● TASK PROMPT
Copy the records below exactly, leaving out every picture.

Data tied to figure images:
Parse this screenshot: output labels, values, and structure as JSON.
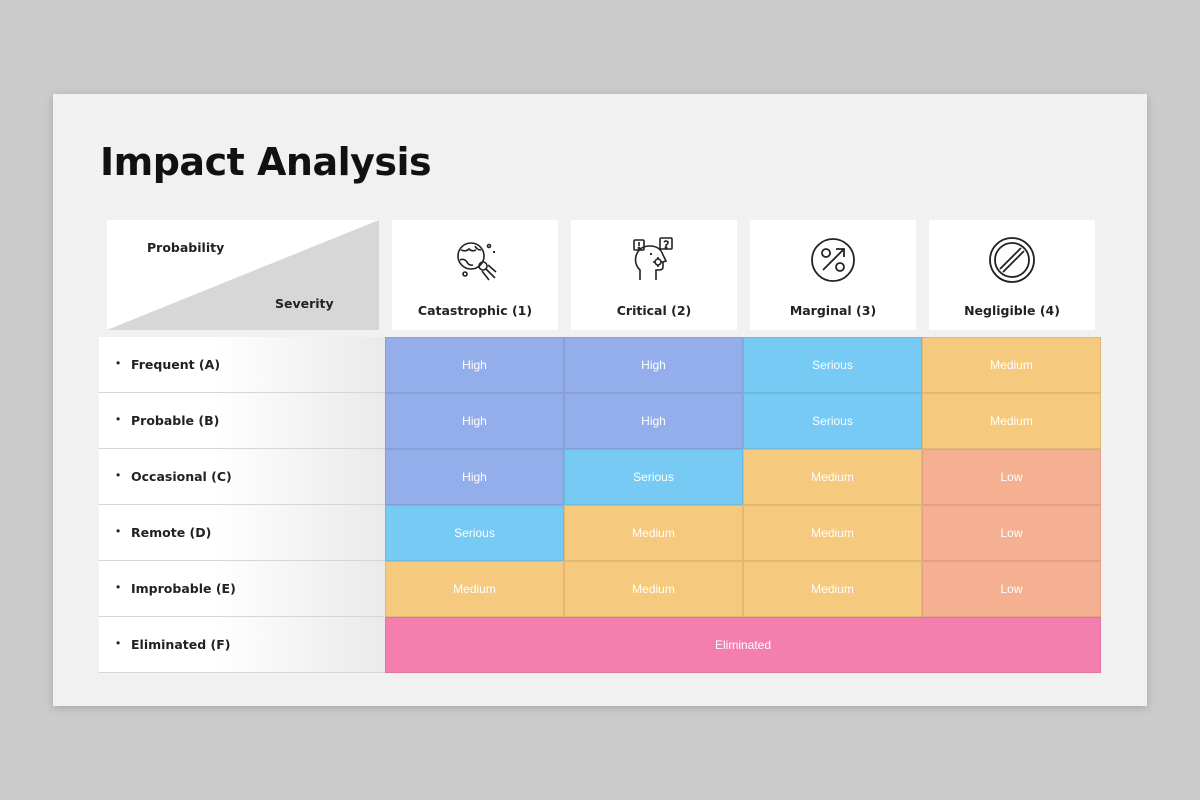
{
  "title": "Impact Analysis",
  "corner": {
    "probability_label": "Probability",
    "severity_label": "Severity"
  },
  "columns": [
    {
      "label": "Catastrophic (1)",
      "icon": "globe-asteroid-icon"
    },
    {
      "label": "Critical (2)",
      "icon": "head-question-icon"
    },
    {
      "label": "Marginal (3)",
      "icon": "percent-icon"
    },
    {
      "label": "Negligible (4)",
      "icon": "prohibited-icon"
    }
  ],
  "rows": [
    {
      "bullet": "•",
      "label": "Frequent (A)",
      "cells": [
        "High",
        "High",
        "Serious",
        "Medium"
      ]
    },
    {
      "bullet": "•",
      "label": "Probable (B)",
      "cells": [
        "High",
        "High",
        "Serious",
        "Medium"
      ]
    },
    {
      "bullet": "•",
      "label": "Occasional (C)",
      "cells": [
        "High",
        "Serious",
        "Medium",
        "Low"
      ]
    },
    {
      "bullet": "•",
      "label": "Remote (D)",
      "cells": [
        "Serious",
        "Medium",
        "Medium",
        "Low"
      ]
    },
    {
      "bullet": "•",
      "label": "Improbable (E)",
      "cells": [
        "Medium",
        "Medium",
        "Medium",
        "Low"
      ]
    },
    {
      "bullet": "•",
      "label": "Eliminated (F)",
      "merged": "Eliminated"
    }
  ],
  "colors": {
    "High": "#93aeea",
    "Serious": "#77caf4",
    "Medium": "#f5c97e",
    "Low": "#f5b092",
    "Eliminated": "#f47fae"
  }
}
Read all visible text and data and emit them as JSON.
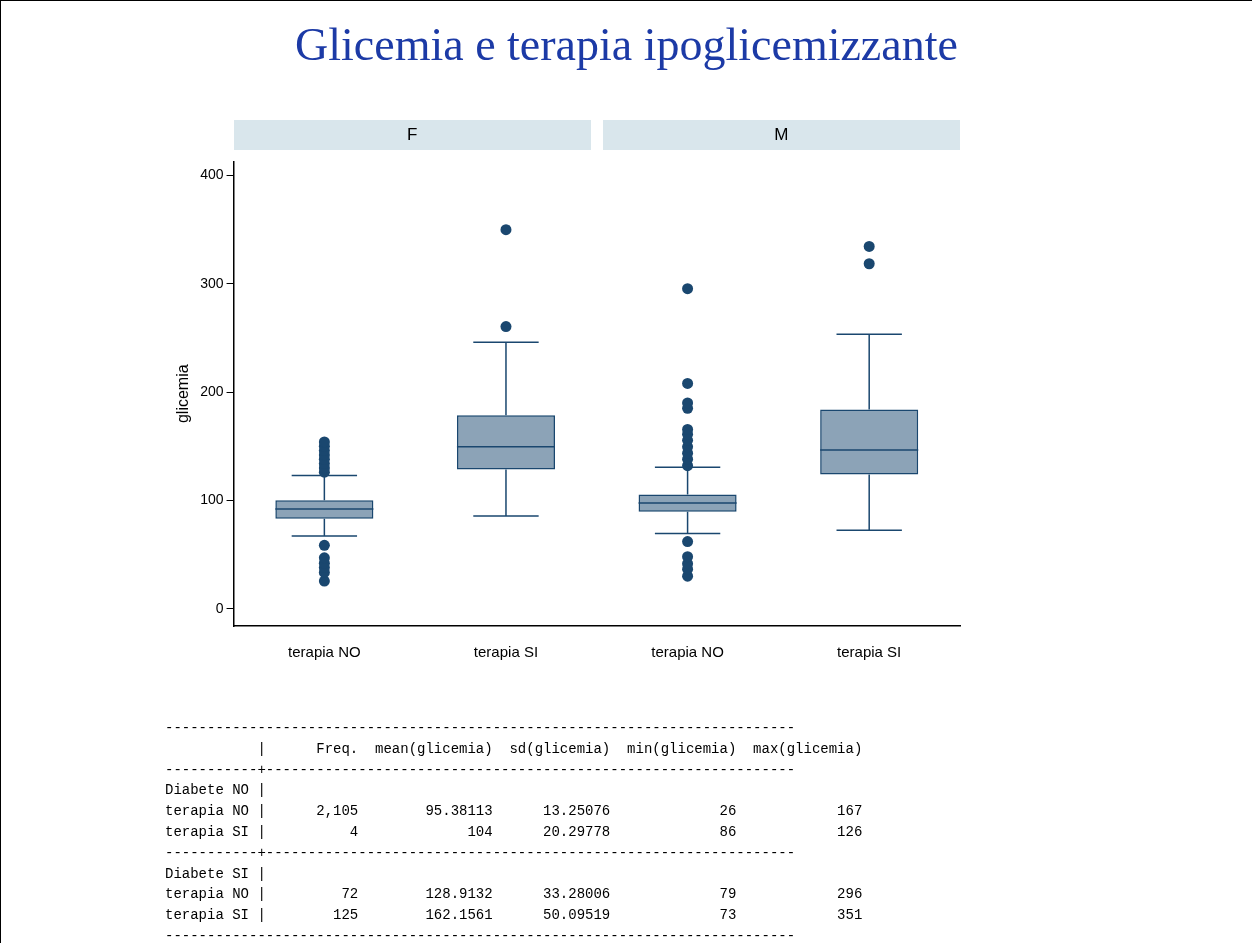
{
  "chart_data": [
    {
      "type": "box",
      "title": "Glicemia e terapia ipoglicemizzante",
      "ylabel": "glicemia",
      "annotations": [
        "F",
        "M"
      ],
      "categories": [
        "terapia NO",
        "terapia SI",
        "terapia NO",
        "terapia SI"
      ],
      "ylim": [
        -16,
        413
      ],
      "yticks": [
        0,
        100,
        200,
        300,
        400
      ],
      "legend": false,
      "series": [
        {
          "color": "#1a476f",
          "boxes": [
            {
              "low": 67,
              "q1": 83,
              "median": 92,
              "q3": 100,
              "high": 123,
              "outliers": [
                154,
                150,
                146,
                142,
                138,
                134,
                130,
                126,
                58.5,
                47,
                42,
                38,
                33.5,
                25.5
              ]
            },
            {
              "low": 85.5,
              "q1": 128.5,
              "median": 149.5,
              "q3": 178.5,
              "high": 246,
              "outliers": [
                260.5,
                350
              ]
            },
            {
              "low": 69.5,
              "q1": 89.5,
              "median": 97.5,
              "q3": 105.5,
              "high": 130.5,
              "outliers": [
                295.5,
                208,
                190,
                185,
                165.5,
                161,
                155.5,
                149.5,
                143.5,
                138,
                132,
                62,
                48,
                41.5,
                36.5,
                30
              ]
            },
            {
              "low": 72.5,
              "q1": 124,
              "median": 146.5,
              "q3": 184,
              "high": 253.5,
              "outliers": [
                318.5,
                334.5
              ]
            }
          ]
        }
      ]
    },
    {
      "type": "other",
      "annotations": [
        "---------------------------------------------------------------------------",
        "           |      Freq.  mean(glicemia)  sd(glicemia)  min(glicemia)  max(glicemia)",
        "-----------+---------------------------------------------------------------",
        "Diabete NO |",
        "terapia NO |      2,105        95.38113      13.25076             26            167",
        "terapia SI |          4             104      20.29778             86            126",
        "-----------+---------------------------------------------------------------",
        "Diabete SI |",
        "terapia NO |         72        128.9132      33.28006             79            296",
        "terapia SI |        125        162.1561      50.09519             73            351",
        "---------------------------------------------------------------------------"
      ]
    }
  ]
}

● RESPONSE
Parse this screenshot: output labels, values, and structure as JSON.
{
  "title": "Impact Analysis",
  "corner": {
    "probability_label": "Probability",
    "severity_label": "Severity"
  },
  "columns": [
    {
      "label": "Catastrophic (1)",
      "icon": "globe-asteroid-icon"
    },
    {
      "label": "Critical (2)",
      "icon": "head-question-icon"
    },
    {
      "label": "Marginal (3)",
      "icon": "percent-icon"
    },
    {
      "label": "Negligible (4)",
      "icon": "prohibited-icon"
    }
  ],
  "rows": [
    {
      "bullet": "•",
      "label": "Frequent (A)",
      "cells": [
        "High",
        "High",
        "Serious",
        "Medium"
      ]
    },
    {
      "bullet": "•",
      "label": "Probable (B)",
      "cells": [
        "High",
        "High",
        "Serious",
        "Medium"
      ]
    },
    {
      "bullet": "•",
      "label": "Occasional (C)",
      "cells": [
        "High",
        "Serious",
        "Medium",
        "Low"
      ]
    },
    {
      "bullet": "•",
      "label": "Remote (D)",
      "cells": [
        "Serious",
        "Medium",
        "Medium",
        "Low"
      ]
    },
    {
      "bullet": "•",
      "label": "Improbable (E)",
      "cells": [
        "Medium",
        "Medium",
        "Medium",
        "Low"
      ]
    },
    {
      "bullet": "•",
      "label": "Eliminated (F)",
      "merged": "Eliminated"
    }
  ],
  "colors": {
    "High": "#93aeea",
    "Serious": "#77caf4",
    "Medium": "#f5c97e",
    "Low": "#f5b092",
    "Eliminated": "#f47fae"
  }
}
Read all visible text and data and emit them as JSON.
{
  "chart_data": [
    {
      "type": "box",
      "title": "Glicemia e terapia ipoglicemizzante",
      "ylabel": "glicemia",
      "annotations": [
        "F",
        "M"
      ],
      "categories": [
        "terapia NO",
        "terapia SI",
        "terapia NO",
        "terapia SI"
      ],
      "ylim": [
        -16,
        413
      ],
      "yticks": [
        0,
        100,
        200,
        300,
        400
      ],
      "legend": false,
      "series": [
        {
          "color": "#1a476f",
          "boxes": [
            {
              "low": 67,
              "q1": 83,
              "median": 92,
              "q3": 100,
              "high": 123,
              "outliers": [
                154,
                150,
                146,
                142,
                138,
                134,
                130,
                126,
                58.5,
                47,
                42,
                38,
                33.5,
                25.5
              ]
            },
            {
              "low": 85.5,
              "q1": 128.5,
              "median": 149.5,
              "q3": 178.5,
              "high": 246,
              "outliers": [
                260.5,
                350
              ]
            },
            {
              "low": 69.5,
              "q1": 89.5,
              "median": 97.5,
              "q3": 105.5,
              "high": 130.5,
              "outliers": [
                295.5,
                208,
                190,
                185,
                165.5,
                161,
                155.5,
                149.5,
                143.5,
                138,
                132,
                62,
                48,
                41.5,
                36.5,
                30
              ]
            },
            {
              "low": 72.5,
              "q1": 124,
              "median": 146.5,
              "q3": 184,
              "high": 253.5,
              "outliers": [
                318.5,
                334.5
              ]
            }
          ]
        }
      ]
    },
    {
      "type": "other",
      "annotations": [
        "---------------------------------------------------------------------------",
        "           |      Freq.  mean(glicemia)  sd(glicemia)  min(glicemia)  max(glicemia)",
        "-----------+---------------------------------------------------------------",
        "Diabete NO |",
        "terapia NO |      2,105        95.38113      13.25076             26            167",
        "terapia SI |          4             104      20.29778             86            126",
        "-----------+---------------------------------------------------------------",
        "Diabete SI |",
        "terapia NO |         72        128.9132      33.28006             79            296",
        "terapia SI |        125        162.1561      50.09519             73            351",
        "---------------------------------------------------------------------------"
      ]
    }
  ]
}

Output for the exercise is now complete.